• DATASET:
______

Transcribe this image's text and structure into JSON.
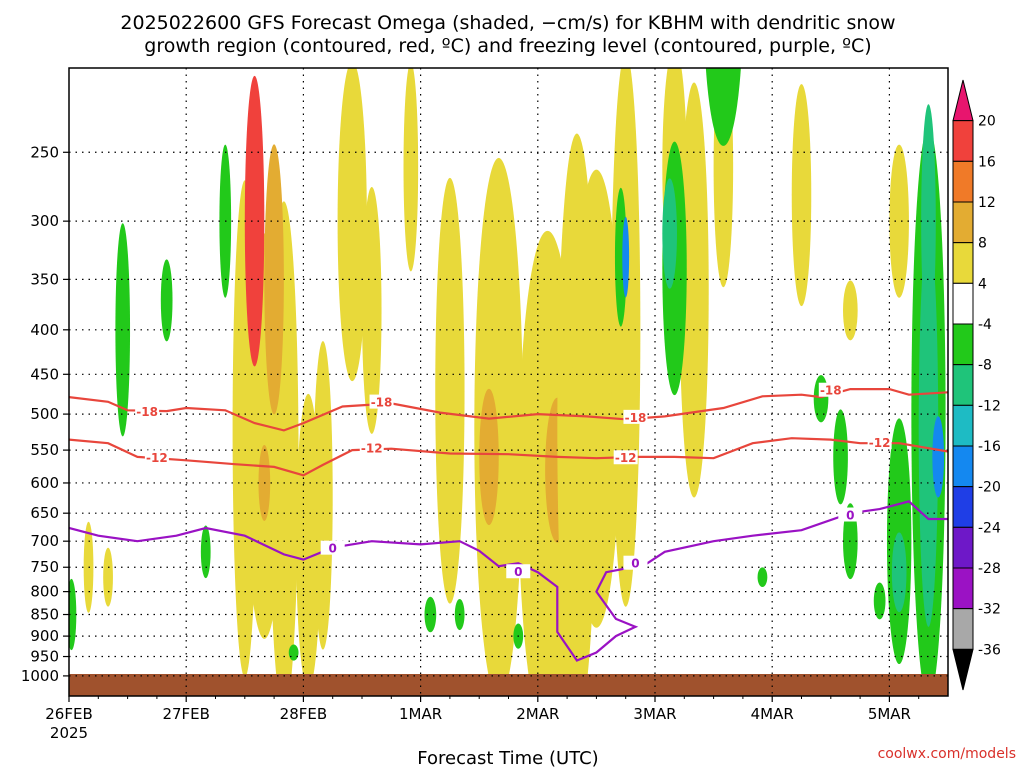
{
  "title_line1": "2025022600 GFS Forecast Omega (shaded, −cm/s) for KBHM with dendritic snow",
  "title_line2": "growth region (contoured, red, ºC) and freezing level (contoured, purple, ºC)",
  "credit": "coolwx.com/models",
  "colors": {
    "dendritic_contour": "#e8463c",
    "freezing_contour": "#9a12c4",
    "ground": "#a0522d",
    "gridline": "#000000"
  },
  "chart_data": {
    "type": "heatmap",
    "xlabel": "Forecast Time (UTC)",
    "x_ticks": [
      "26FEB",
      "27FEB",
      "28FEB",
      "1MAR",
      "2MAR",
      "3MAR",
      "4MAR",
      "5MAR"
    ],
    "x_year_label": "2025",
    "x_start_hour": 0,
    "x_end_hour": 180,
    "ylabel": "",
    "y_ticks": [
      250,
      300,
      350,
      400,
      450,
      500,
      550,
      600,
      650,
      700,
      750,
      800,
      850,
      900,
      950,
      1000
    ],
    "ylim": [
      1000,
      200
    ],
    "grid": true,
    "colorbar": {
      "levels": [
        20,
        16,
        12,
        8,
        4,
        -4,
        -8,
        -12,
        -16,
        -20,
        -24,
        -28,
        -32,
        -36
      ],
      "colors": [
        "#e8156e",
        "#f0413c",
        "#f07a28",
        "#e3ac32",
        "#e8d93a",
        "#ffffff",
        "#22c91a",
        "#1fc47a",
        "#1ebbc4",
        "#1488f0",
        "#1f3ee6",
        "#6e18c8",
        "#9b12c4",
        "#a8a8a8",
        "#000000"
      ]
    },
    "contours": [
      {
        "level": "-18",
        "color": "#e8463c",
        "labels": [
          "-18",
          "-18",
          "-18",
          "-18"
        ]
      },
      {
        "level": "-12",
        "color": "#e8463c",
        "labels": [
          "-12",
          "-12",
          "-12",
          "-12"
        ]
      },
      {
        "level": "0",
        "color": "#9a12c4",
        "labels": [
          "0",
          "0",
          "0",
          "0"
        ]
      }
    ]
  }
}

______

• WHAT YOU ARE ASKED TO DO:
Without the pictures, print the whole listing exactly as given.

• RESPONSE TO THIS TASK:
Transcribe this image's text and structure into JSON.
{
  "title_line1": "2025022600 GFS Forecast Omega (shaded, −cm/s) for KBHM with dendritic snow",
  "title_line2": "growth region (contoured, red, ºC) and freezing level (contoured, purple, ºC)",
  "credit": "coolwx.com/models",
  "colors": {
    "dendritic_contour": "#e8463c",
    "freezing_contour": "#9a12c4",
    "ground": "#a0522d",
    "gridline": "#000000"
  },
  "chart_data": {
    "type": "heatmap",
    "xlabel": "Forecast Time (UTC)",
    "x_ticks": [
      "26FEB",
      "27FEB",
      "28FEB",
      "1MAR",
      "2MAR",
      "3MAR",
      "4MAR",
      "5MAR"
    ],
    "x_year_label": "2025",
    "x_start_hour": 0,
    "x_end_hour": 180,
    "ylabel": "",
    "y_ticks": [
      250,
      300,
      350,
      400,
      450,
      500,
      550,
      600,
      650,
      700,
      750,
      800,
      850,
      900,
      950,
      1000
    ],
    "ylim": [
      1000,
      200
    ],
    "grid": true,
    "colorbar": {
      "levels": [
        20,
        16,
        12,
        8,
        4,
        -4,
        -8,
        -12,
        -16,
        -20,
        -24,
        -28,
        -32,
        -36
      ],
      "colors": [
        "#e8156e",
        "#f0413c",
        "#f07a28",
        "#e3ac32",
        "#e8d93a",
        "#ffffff",
        "#22c91a",
        "#1fc47a",
        "#1ebbc4",
        "#1488f0",
        "#1f3ee6",
        "#6e18c8",
        "#9b12c4",
        "#a8a8a8",
        "#000000"
      ]
    },
    "contours": [
      {
        "level": "-18",
        "color": "#e8463c",
        "labels": [
          "-18",
          "-18",
          "-18",
          "-18"
        ]
      },
      {
        "level": "-12",
        "color": "#e8463c",
        "labels": [
          "-12",
          "-12",
          "-12",
          "-12"
        ]
      },
      {
        "level": "0",
        "color": "#9a12c4",
        "labels": [
          "0",
          "0",
          "0",
          "0"
        ]
      }
    ]
  }
}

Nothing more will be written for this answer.